● **What the exercise asks**: Across the entries below, count the lines in which the word "following" occurs. Reply with the count alone.

-------

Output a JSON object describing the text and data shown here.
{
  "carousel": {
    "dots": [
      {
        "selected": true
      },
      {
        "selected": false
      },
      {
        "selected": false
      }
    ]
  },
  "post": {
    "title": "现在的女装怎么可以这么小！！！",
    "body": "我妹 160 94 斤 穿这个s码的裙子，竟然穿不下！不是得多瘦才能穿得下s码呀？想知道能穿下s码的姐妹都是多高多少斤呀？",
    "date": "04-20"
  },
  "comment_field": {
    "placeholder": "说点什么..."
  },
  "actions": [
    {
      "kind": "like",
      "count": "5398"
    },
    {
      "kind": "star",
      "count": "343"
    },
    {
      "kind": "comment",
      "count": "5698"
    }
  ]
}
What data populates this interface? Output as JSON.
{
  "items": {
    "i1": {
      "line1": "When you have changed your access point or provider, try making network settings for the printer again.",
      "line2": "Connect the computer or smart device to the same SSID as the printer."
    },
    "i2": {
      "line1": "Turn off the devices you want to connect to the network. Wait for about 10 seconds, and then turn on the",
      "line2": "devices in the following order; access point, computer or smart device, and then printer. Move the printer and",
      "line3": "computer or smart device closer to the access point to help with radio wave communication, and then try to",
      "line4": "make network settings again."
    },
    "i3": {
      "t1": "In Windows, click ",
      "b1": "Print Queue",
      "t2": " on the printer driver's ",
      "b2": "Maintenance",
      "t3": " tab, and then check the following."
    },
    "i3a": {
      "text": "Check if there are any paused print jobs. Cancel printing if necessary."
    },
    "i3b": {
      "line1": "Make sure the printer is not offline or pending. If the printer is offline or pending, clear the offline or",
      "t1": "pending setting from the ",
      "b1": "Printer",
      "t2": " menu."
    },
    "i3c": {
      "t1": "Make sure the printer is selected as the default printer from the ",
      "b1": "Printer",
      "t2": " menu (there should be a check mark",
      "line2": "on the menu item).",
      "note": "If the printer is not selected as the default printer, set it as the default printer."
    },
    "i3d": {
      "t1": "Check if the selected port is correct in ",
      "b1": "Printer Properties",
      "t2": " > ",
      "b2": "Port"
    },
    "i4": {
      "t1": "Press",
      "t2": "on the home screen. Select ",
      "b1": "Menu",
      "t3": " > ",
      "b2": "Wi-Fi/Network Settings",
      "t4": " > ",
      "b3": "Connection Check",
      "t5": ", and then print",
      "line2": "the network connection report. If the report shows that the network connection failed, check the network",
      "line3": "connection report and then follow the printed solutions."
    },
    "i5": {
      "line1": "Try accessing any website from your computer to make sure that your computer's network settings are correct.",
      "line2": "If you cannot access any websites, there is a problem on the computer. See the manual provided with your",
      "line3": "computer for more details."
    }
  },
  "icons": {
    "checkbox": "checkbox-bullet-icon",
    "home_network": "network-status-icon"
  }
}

-------

● **The output**: 2